* _Set problem_: Search the entries below. Return every line that has "have" in it.

* _Dataset records_:
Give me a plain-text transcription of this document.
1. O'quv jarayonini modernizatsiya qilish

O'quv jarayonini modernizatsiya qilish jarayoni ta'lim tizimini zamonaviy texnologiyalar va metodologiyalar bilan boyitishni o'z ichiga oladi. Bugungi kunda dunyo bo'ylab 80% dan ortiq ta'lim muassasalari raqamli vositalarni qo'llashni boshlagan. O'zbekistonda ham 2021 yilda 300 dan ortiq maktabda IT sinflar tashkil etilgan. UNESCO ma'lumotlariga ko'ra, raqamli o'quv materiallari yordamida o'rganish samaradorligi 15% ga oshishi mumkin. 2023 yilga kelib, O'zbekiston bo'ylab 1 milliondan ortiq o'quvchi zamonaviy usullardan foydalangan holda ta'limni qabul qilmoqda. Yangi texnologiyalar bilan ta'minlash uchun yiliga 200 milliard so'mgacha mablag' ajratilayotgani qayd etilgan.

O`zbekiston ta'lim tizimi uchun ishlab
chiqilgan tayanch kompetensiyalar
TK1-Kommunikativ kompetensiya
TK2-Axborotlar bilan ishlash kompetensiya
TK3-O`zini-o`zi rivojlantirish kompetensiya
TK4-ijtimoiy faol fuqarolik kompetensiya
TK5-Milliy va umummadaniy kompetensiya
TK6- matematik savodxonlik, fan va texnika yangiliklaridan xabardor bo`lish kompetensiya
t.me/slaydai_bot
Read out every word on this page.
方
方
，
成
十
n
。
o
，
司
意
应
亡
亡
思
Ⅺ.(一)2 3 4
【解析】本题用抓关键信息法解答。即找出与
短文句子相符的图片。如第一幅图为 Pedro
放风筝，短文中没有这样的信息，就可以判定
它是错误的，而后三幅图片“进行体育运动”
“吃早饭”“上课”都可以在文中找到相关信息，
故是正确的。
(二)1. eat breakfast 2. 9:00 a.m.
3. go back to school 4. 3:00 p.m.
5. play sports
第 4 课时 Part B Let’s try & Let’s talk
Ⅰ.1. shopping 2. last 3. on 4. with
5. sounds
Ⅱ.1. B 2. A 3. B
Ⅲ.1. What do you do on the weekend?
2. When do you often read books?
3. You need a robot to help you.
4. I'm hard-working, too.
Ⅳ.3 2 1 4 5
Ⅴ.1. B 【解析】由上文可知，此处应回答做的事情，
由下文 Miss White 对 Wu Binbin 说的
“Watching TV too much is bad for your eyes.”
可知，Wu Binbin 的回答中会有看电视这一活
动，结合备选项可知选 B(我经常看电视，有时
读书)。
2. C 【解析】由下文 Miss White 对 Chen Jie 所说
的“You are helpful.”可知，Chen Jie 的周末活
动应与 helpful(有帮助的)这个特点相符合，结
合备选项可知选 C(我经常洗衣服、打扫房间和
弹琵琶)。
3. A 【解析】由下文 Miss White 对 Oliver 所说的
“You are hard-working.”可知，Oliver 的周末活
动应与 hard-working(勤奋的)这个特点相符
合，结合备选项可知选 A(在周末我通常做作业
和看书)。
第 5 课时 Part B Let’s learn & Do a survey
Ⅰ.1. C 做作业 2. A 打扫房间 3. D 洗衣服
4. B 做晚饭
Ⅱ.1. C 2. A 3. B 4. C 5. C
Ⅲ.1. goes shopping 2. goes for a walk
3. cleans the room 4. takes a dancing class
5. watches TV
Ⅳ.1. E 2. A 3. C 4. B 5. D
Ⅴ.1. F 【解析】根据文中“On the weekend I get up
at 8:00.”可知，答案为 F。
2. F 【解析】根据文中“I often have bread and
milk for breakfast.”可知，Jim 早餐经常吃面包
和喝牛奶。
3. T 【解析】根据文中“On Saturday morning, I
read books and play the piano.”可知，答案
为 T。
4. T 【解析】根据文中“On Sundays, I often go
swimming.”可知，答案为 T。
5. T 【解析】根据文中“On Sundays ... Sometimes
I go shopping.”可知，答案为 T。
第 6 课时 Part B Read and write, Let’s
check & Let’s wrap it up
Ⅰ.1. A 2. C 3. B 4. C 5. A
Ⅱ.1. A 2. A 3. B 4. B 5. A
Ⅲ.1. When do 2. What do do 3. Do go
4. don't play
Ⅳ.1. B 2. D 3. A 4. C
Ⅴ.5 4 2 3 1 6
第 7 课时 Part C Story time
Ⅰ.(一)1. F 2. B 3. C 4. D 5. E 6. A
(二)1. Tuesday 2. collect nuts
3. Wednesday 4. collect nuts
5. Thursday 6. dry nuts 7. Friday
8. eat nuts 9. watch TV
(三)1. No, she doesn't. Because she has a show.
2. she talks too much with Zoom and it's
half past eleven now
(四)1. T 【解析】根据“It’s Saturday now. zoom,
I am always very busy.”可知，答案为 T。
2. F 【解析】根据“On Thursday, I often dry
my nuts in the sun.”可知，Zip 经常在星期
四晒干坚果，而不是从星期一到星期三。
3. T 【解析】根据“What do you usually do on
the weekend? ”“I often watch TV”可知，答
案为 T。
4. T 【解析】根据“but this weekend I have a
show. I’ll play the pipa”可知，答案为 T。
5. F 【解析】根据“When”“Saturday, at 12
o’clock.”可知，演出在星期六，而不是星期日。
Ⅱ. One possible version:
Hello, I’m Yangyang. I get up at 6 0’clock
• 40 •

* _Written solution_:
2. F 【解析】根据文中“I often have bread and
4. T 【解析】根据“but this weekend I have a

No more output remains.